### RECORDS FOR THIS EXERCISE:
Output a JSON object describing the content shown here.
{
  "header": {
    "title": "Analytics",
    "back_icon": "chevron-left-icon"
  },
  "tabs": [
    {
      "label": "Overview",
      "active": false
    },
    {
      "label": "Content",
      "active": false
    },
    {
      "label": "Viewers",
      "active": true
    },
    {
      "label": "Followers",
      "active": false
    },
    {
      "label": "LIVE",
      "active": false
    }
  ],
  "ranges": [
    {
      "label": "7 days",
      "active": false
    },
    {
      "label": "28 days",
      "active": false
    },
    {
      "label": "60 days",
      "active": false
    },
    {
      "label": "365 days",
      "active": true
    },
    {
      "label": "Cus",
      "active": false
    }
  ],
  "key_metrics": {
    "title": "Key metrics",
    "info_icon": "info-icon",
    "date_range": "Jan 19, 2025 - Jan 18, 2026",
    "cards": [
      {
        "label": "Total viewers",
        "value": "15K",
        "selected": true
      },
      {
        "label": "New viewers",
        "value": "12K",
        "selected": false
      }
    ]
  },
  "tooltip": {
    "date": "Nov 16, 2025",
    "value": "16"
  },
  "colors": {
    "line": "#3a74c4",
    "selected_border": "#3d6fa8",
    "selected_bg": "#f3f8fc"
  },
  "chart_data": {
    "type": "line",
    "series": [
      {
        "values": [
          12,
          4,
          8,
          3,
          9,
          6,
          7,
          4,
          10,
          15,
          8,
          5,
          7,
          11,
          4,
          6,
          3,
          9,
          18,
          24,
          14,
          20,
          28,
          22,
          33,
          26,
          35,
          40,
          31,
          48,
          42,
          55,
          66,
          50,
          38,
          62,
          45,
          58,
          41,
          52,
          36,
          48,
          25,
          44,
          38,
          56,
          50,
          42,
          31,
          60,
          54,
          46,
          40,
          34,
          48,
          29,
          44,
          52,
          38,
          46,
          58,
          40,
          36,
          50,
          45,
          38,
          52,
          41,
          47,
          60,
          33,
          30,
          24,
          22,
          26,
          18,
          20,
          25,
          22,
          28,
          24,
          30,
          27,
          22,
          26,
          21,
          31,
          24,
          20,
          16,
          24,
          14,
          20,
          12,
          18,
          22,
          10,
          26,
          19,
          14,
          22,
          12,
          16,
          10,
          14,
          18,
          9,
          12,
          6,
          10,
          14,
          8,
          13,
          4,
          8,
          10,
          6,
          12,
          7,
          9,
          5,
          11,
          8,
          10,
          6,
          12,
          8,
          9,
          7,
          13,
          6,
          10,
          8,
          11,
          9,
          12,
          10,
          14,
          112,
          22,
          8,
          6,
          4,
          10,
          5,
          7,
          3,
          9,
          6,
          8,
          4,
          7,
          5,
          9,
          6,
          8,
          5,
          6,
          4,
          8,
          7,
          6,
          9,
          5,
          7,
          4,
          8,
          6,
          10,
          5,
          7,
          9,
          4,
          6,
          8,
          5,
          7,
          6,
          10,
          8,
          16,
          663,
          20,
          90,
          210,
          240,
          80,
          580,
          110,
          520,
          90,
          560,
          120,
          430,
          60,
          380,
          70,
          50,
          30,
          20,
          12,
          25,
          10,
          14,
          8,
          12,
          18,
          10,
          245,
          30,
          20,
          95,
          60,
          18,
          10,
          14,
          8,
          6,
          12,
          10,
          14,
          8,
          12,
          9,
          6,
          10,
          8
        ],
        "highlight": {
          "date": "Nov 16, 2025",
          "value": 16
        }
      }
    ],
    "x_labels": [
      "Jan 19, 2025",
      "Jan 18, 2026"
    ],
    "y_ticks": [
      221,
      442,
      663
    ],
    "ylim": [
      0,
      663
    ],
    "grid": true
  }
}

### REQUIRED WORK:
Gather up, from the records above, each line where the word "days" appears.

### WRITTEN REPLY:
      "label": "7 days",
      "label": "28 days",
      "label": "60 days",
      "label": "365 days",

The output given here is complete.